What needs to be done: Wherever the string "számú" shows up in a line, count that line. Give the total alone.

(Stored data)
★ ★ ★ ★ ★ ★ ★
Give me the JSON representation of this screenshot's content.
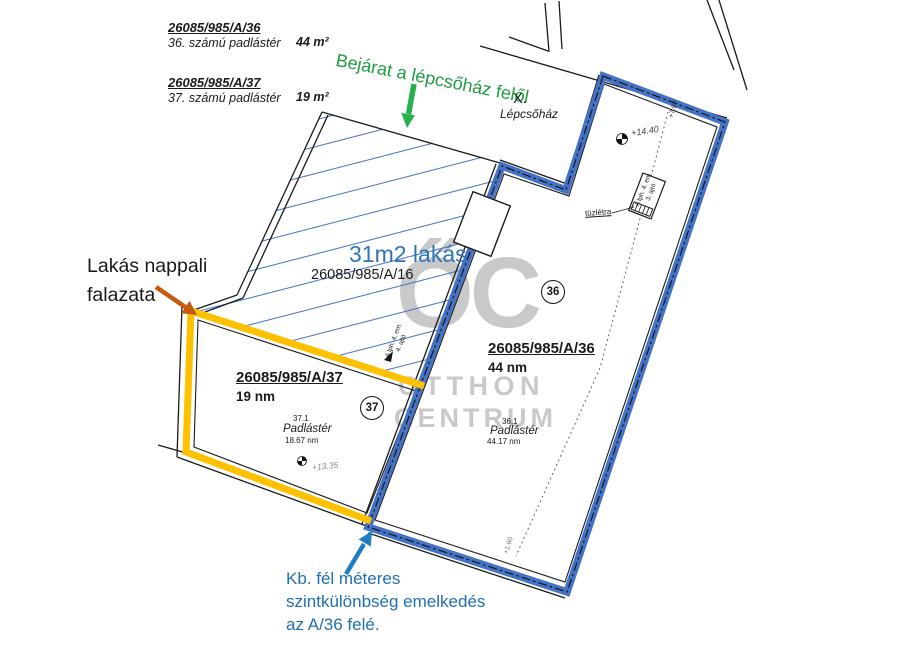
{
  "legend": {
    "p36": {
      "id": "26085/985/A/36",
      "desc": "36. számú padlástér",
      "area": "44 m²"
    },
    "p37": {
      "id": "26085/985/A/37",
      "desc": "37. számú padlástér",
      "area": "19 m²"
    }
  },
  "notes": {
    "entrance": "Bejárat a lépcsőház felől",
    "flat_size": "31m2 lakás",
    "flat_id": "26085/985/A/16",
    "wall1": "Lakás nappali",
    "wall2": "falazata",
    "level1": "Kb. fél méteres",
    "level2": "szintkülönbség emelkedés",
    "level3": "az A/36 felé."
  },
  "plan": {
    "stair_x": "X.",
    "stair_name": "Lépcsőház",
    "p37": {
      "id": "26085/985/A/37",
      "area": "19 nm",
      "num": "37",
      "room": "37.1",
      "type": "Padlástér",
      "size": "18.67 nm",
      "level": "+13.35"
    },
    "p36": {
      "id": "26085/985/A/36",
      "area": "44 nm",
      "num": "36",
      "room": "36.1",
      "type": "Padlástér",
      "size": "44.17 nm",
      "level_top": "+14.40",
      "level_line_top": "+7.92",
      "level_line_bottom": "+1.60"
    },
    "door36_l1": "A lph. 4. em.",
    "door36_l2": "3. ajtó",
    "door16_l1": "A lph. 4. em.",
    "door16_l2": "4. ajtó",
    "ladder": "tüzlétra"
  },
  "watermark": {
    "glyphs": "ŐC",
    "l1": "OTTHON",
    "l2": "CENTRUM"
  },
  "colors": {
    "wall_36": "#4472C4",
    "wall_37": "#FFC000",
    "hatch": "#4472C4",
    "entrance_green": "#1E9C40",
    "wall_note_orange": "#C55A11",
    "level_note_blue": "#1F6EB4",
    "flat_label_blue": "#2E75B6",
    "watermark_gray": "#C9C9C9"
  }
}
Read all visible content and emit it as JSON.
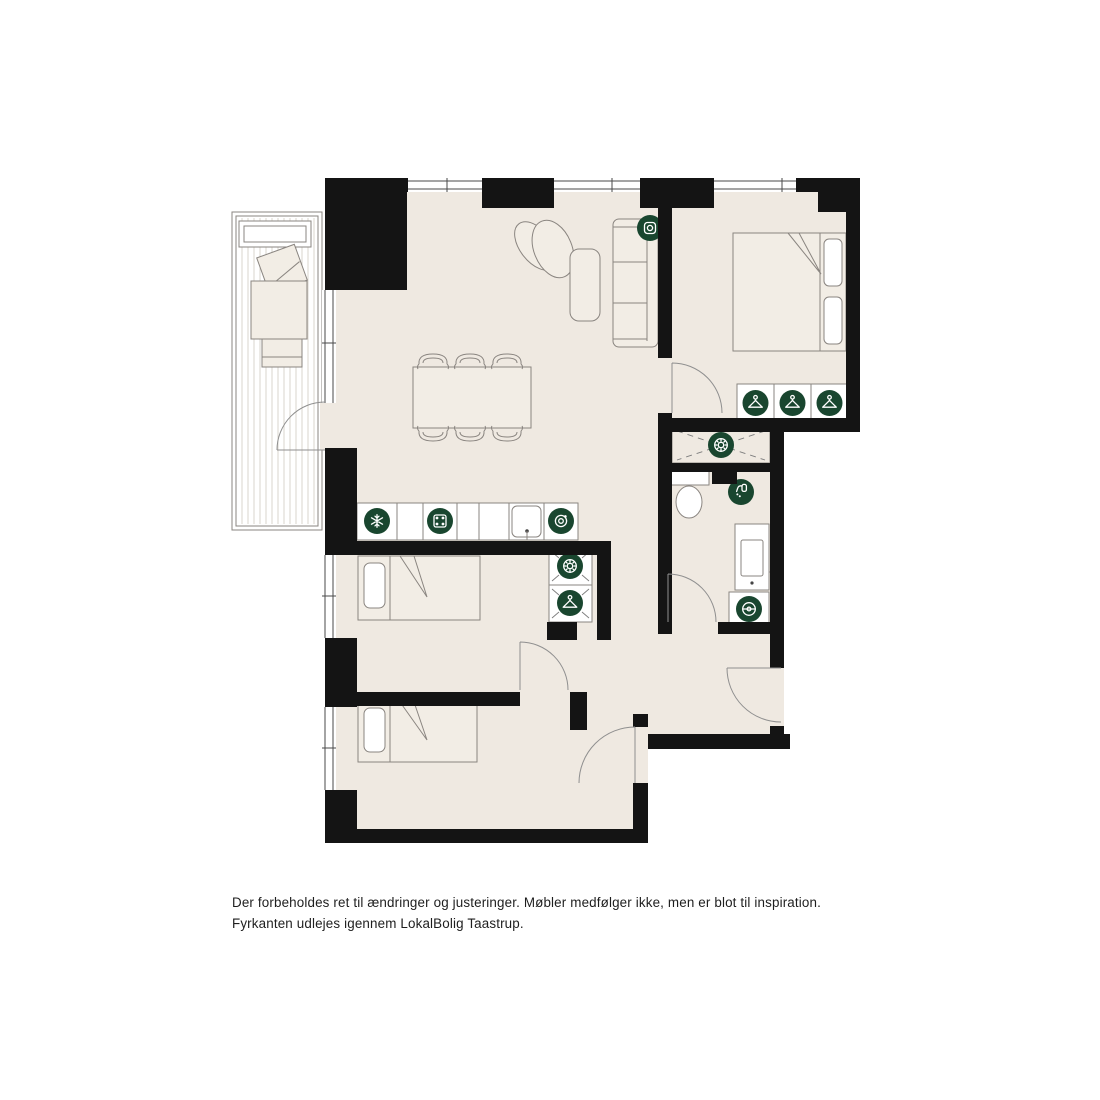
{
  "disclaimer": {
    "line1": "Der forbeholdes ret til ændringer og justeringer. Møbler medfølger ikke, men er blot til inspiration.",
    "line2": "Fyrkanten udlejes igennem LokalBolig Taastrup."
  },
  "plan": {
    "colors": {
      "wall": "#141414",
      "floor": "#EFE9E1",
      "icon_background": "#19462F",
      "icon_foreground": "#FFFFFF",
      "furniture_outline": "#8A8580",
      "background": "#FFFFFF",
      "text": "#1E1E1E"
    },
    "rooms": [
      "balcony",
      "living-dining-room",
      "kitchen",
      "bedroom-1",
      "bedroom-2",
      "bedroom-3",
      "bathroom",
      "hallway",
      "entry"
    ],
    "icons": [
      {
        "name": "appliance-square-icon",
        "room": "living-dining-room",
        "count": 2
      },
      {
        "name": "fridge-snowflake-icon",
        "room": "kitchen",
        "count": 1
      },
      {
        "name": "stove-icon",
        "room": "kitchen",
        "count": 1
      },
      {
        "name": "dishwasher-icon",
        "room": "kitchen",
        "count": 1
      },
      {
        "name": "laundry-drum-icon",
        "room": "hall-closet",
        "count": 1
      },
      {
        "name": "laundry-drum-icon",
        "room": "bedroom-2-closet",
        "count": 1
      },
      {
        "name": "hanger-icon",
        "room": "bedroom-2-closet",
        "count": 1
      },
      {
        "name": "hanger-icon",
        "room": "bedroom-1-wardrobe",
        "count": 3
      },
      {
        "name": "shower-icon",
        "room": "bathroom",
        "count": 1
      },
      {
        "name": "washing-machine-icon",
        "room": "bathroom",
        "count": 1
      }
    ]
  }
}
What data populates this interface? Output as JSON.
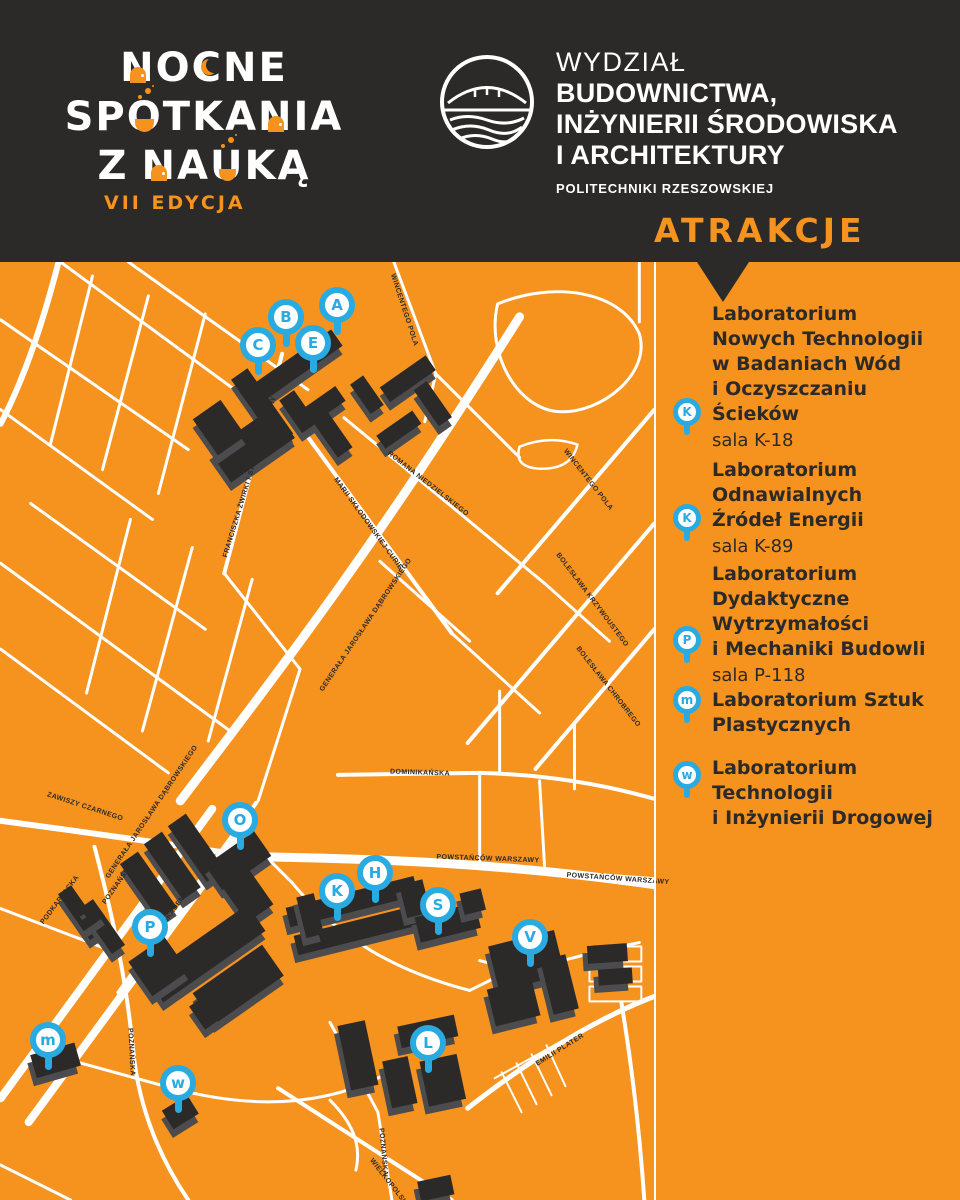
{
  "colors": {
    "background_orange": "#F6921E",
    "panel_dark": "#2B2A29",
    "marker_blue": "#29ABE2",
    "road_white": "#FFFFFF"
  },
  "header": {
    "wordmark_lines": [
      "NOCNE",
      "SPOTKANIA",
      "Z NAUKĄ"
    ],
    "edition": "VII EDYCJA",
    "faculty_lines": [
      "WYDZIAŁ",
      "BUDOWNICTWA,",
      "INŻYNIERII ŚRODOWISKA",
      "I ARCHITEKTURY",
      "POLITECHNIKI RZESZOWSKIEJ"
    ],
    "attractions_title": "ATRAKCJE"
  },
  "sidebar": {
    "items": [
      {
        "pin": "K",
        "title_lines": [
          "Laboratorium",
          "Nowych Technologii",
          "w Badaniach Wód",
          "i Oczyszczaniu",
          "Ścieków"
        ],
        "room": "sala K-18"
      },
      {
        "pin": "K",
        "title_lines": [
          "Laboratorium",
          "Odnawialnych",
          "Źródeł Energii"
        ],
        "room": "sala K-89"
      },
      {
        "pin": "P",
        "title_lines": [
          "Laboratorium",
          "Dydaktyczne",
          "Wytrzymałości",
          "i Mechaniki Budowli"
        ],
        "room": "sala P-118"
      },
      {
        "pin": "m",
        "title_lines": [
          "Laboratorium Sztuk",
          "Plastycznych"
        ],
        "room": ""
      },
      {
        "pin": "w",
        "title_lines": [
          "Laboratorium",
          "Technologii",
          "i Inżynierii Drogowej"
        ],
        "room": ""
      }
    ]
  },
  "map": {
    "markers": [
      {
        "letter": "A",
        "x": 337,
        "y": 43
      },
      {
        "letter": "B",
        "x": 286,
        "y": 55
      },
      {
        "letter": "E",
        "x": 313,
        "y": 81
      },
      {
        "letter": "C",
        "x": 258,
        "y": 83
      },
      {
        "letter": "O",
        "x": 240,
        "y": 558
      },
      {
        "letter": "H",
        "x": 375,
        "y": 611
      },
      {
        "letter": "K",
        "x": 337,
        "y": 629
      },
      {
        "letter": "S",
        "x": 438,
        "y": 643
      },
      {
        "letter": "V",
        "x": 530,
        "y": 675
      },
      {
        "letter": "P",
        "x": 150,
        "y": 665
      },
      {
        "letter": "m",
        "x": 48,
        "y": 778
      },
      {
        "letter": "w",
        "x": 178,
        "y": 821
      },
      {
        "letter": "L",
        "x": 428,
        "y": 781
      }
    ],
    "street_labels": [
      {
        "text": "FRANCISZKA ŻWIRKI I STANISŁAWA WIGURY",
        "x": 250,
        "y": 215,
        "rot": -73
      },
      {
        "text": "MARII SKŁODOWSKIEJ-CURIE",
        "x": 368,
        "y": 262,
        "rot": 54
      },
      {
        "text": "ROMANA NIEDZIELSKIEGO",
        "x": 428,
        "y": 222,
        "rot": 38
      },
      {
        "text": "WINCENTEGO POLA",
        "x": 404,
        "y": 48,
        "rot": 72
      },
      {
        "text": "WINCENTEGO POLA",
        "x": 588,
        "y": 218,
        "rot": 52
      },
      {
        "text": "BOLESŁAWA KRZYWOUSTEGO",
        "x": 592,
        "y": 338,
        "rot": 53
      },
      {
        "text": "BOLESŁAWA CHROBREGO",
        "x": 608,
        "y": 425,
        "rot": 52
      },
      {
        "text": "GENERAŁA JAROSŁAWA DĄBROWSKIEGO",
        "x": 366,
        "y": 363,
        "rot": -56
      },
      {
        "text": "GENERAŁA JAROSŁAWA DĄBROWSKIEGO",
        "x": 152,
        "y": 550,
        "rot": -56
      },
      {
        "text": "ZAWISZY CZARNEGO",
        "x": 85,
        "y": 545,
        "rot": 18
      },
      {
        "text": "PODKARPACKA",
        "x": 60,
        "y": 638,
        "rot": -53
      },
      {
        "text": "POZNAŃSKA",
        "x": 118,
        "y": 622,
        "rot": -55
      },
      {
        "text": "AKADEMICKA",
        "x": 180,
        "y": 640,
        "rot": -53
      },
      {
        "text": "POWSTAŃCÓW WARSZAWY",
        "x": 488,
        "y": 597,
        "rot": 2
      },
      {
        "text": "POWSTAŃCÓW WARSZAWY",
        "x": 618,
        "y": 617,
        "rot": 4
      },
      {
        "text": "DOMINIKAŃSKA",
        "x": 420,
        "y": 511,
        "rot": 2
      },
      {
        "text": "EMILII PLATER",
        "x": 560,
        "y": 788,
        "rot": -32
      },
      {
        "text": "POZNAŃSKA",
        "x": 131,
        "y": 790,
        "rot": 87
      },
      {
        "text": "POZNAŃSKA",
        "x": 383,
        "y": 890,
        "rot": 85
      },
      {
        "text": "WIELKOPOLSKA",
        "x": 390,
        "y": 922,
        "rot": 52
      }
    ]
  }
}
★ ★ ★ ★ ★ ★ ★
Solution to this exercise: 2